-- DIRECTIONS --
An exact copy of all the data is required, with pictures left out.

Start DATA LINES

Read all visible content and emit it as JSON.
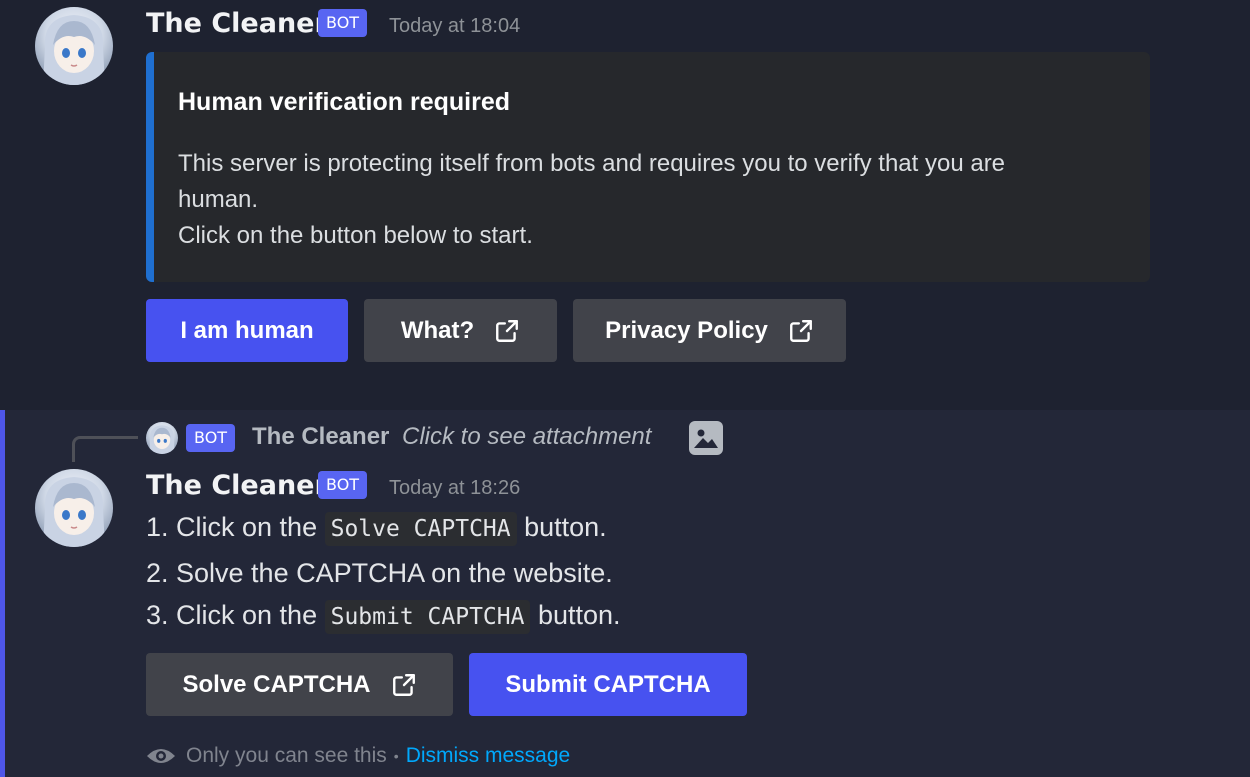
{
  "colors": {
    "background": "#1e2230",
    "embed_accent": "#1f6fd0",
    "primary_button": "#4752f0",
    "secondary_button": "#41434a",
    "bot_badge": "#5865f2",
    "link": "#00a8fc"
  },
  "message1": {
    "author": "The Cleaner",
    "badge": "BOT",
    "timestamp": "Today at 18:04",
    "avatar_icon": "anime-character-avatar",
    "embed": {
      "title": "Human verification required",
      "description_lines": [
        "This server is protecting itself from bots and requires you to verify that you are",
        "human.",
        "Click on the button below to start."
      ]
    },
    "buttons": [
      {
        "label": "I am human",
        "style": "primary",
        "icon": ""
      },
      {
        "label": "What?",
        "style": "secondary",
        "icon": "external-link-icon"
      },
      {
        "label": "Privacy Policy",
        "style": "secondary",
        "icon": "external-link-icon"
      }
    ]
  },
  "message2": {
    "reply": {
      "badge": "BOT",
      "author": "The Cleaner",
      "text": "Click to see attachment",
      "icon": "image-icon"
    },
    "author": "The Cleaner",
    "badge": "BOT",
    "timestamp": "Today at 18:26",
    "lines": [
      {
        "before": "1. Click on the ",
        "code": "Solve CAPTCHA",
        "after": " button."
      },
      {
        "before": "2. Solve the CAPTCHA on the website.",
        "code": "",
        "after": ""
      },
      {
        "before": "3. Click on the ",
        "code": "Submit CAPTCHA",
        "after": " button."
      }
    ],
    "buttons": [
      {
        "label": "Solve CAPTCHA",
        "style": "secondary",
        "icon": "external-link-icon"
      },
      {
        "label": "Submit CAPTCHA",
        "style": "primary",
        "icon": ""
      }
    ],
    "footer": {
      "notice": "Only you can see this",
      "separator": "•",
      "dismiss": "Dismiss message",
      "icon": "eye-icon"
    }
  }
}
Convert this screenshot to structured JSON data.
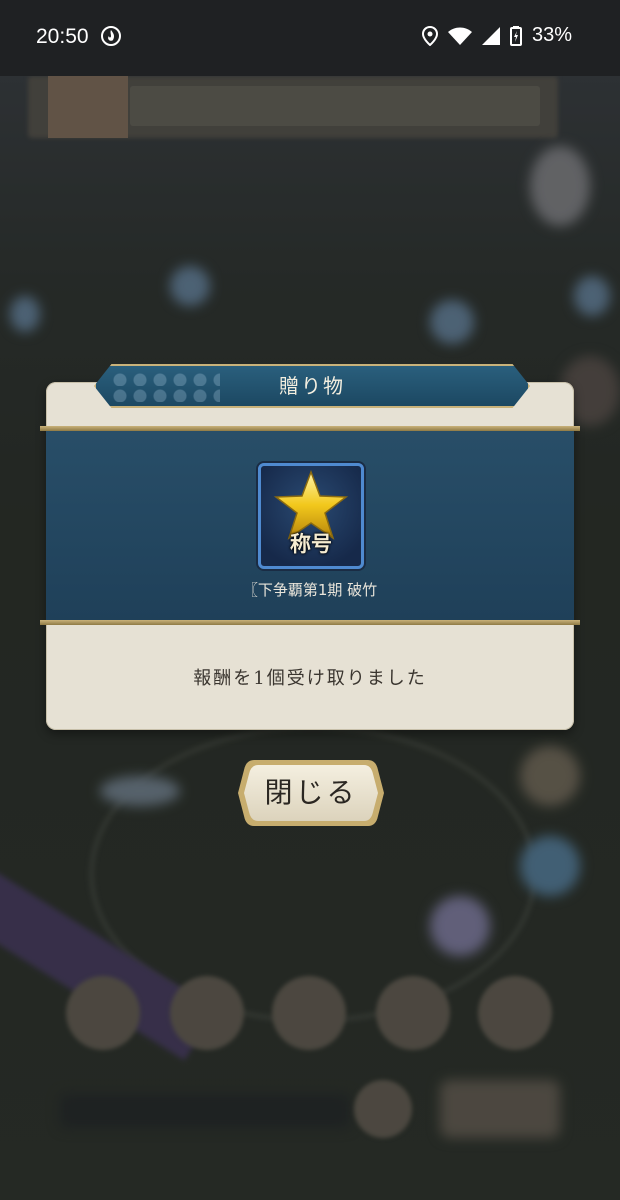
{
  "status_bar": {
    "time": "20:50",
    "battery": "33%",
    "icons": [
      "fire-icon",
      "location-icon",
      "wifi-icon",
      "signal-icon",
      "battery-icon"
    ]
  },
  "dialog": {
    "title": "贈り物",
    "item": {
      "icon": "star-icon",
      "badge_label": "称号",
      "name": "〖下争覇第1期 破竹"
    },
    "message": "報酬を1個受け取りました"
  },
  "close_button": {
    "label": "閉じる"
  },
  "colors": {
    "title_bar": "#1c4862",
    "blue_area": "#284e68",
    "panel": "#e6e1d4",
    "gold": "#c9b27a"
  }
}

End DATA LINES

-- RESPONSE --
Read all visible content and emit it as JSON.
{
  "colors": {
    "background": "#1e2230",
    "embed_accent": "#1f6fd0",
    "primary_button": "#4752f0",
    "secondary_button": "#41434a",
    "bot_badge": "#5865f2",
    "link": "#00a8fc"
  },
  "message1": {
    "author": "The Cleaner",
    "badge": "BOT",
    "timestamp": "Today at 18:04",
    "avatar_icon": "anime-character-avatar",
    "embed": {
      "title": "Human verification required",
      "description_lines": [
        "This server is protecting itself from bots and requires you to verify that you are",
        "human.",
        "Click on the button below to start."
      ]
    },
    "buttons": [
      {
        "label": "I am human",
        "style": "primary",
        "icon": ""
      },
      {
        "label": "What?",
        "style": "secondary",
        "icon": "external-link-icon"
      },
      {
        "label": "Privacy Policy",
        "style": "secondary",
        "icon": "external-link-icon"
      }
    ]
  },
  "message2": {
    "reply": {
      "badge": "BOT",
      "author": "The Cleaner",
      "text": "Click to see attachment",
      "icon": "image-icon"
    },
    "author": "The Cleaner",
    "badge": "BOT",
    "timestamp": "Today at 18:26",
    "lines": [
      {
        "before": "1. Click on the ",
        "code": "Solve CAPTCHA",
        "after": " button."
      },
      {
        "before": "2. Solve the CAPTCHA on the website.",
        "code": "",
        "after": ""
      },
      {
        "before": "3. Click on the ",
        "code": "Submit CAPTCHA",
        "after": " button."
      }
    ],
    "buttons": [
      {
        "label": "Solve CAPTCHA",
        "style": "secondary",
        "icon": "external-link-icon"
      },
      {
        "label": "Submit CAPTCHA",
        "style": "primary",
        "icon": ""
      }
    ],
    "footer": {
      "notice": "Only you can see this",
      "separator": "•",
      "dismiss": "Dismiss message",
      "icon": "eye-icon"
    }
  }
}
Convert this screenshot to structured JSON data.
{
  "status_bar": {
    "time": "20:50",
    "battery": "33%",
    "icons": [
      "fire-icon",
      "location-icon",
      "wifi-icon",
      "signal-icon",
      "battery-icon"
    ]
  },
  "dialog": {
    "title": "贈り物",
    "item": {
      "icon": "star-icon",
      "badge_label": "称号",
      "name": "〖下争覇第1期 破竹"
    },
    "message": "報酬を1個受け取りました"
  },
  "close_button": {
    "label": "閉じる"
  },
  "colors": {
    "title_bar": "#1c4862",
    "blue_area": "#284e68",
    "panel": "#e6e1d4",
    "gold": "#c9b27a"
  }
}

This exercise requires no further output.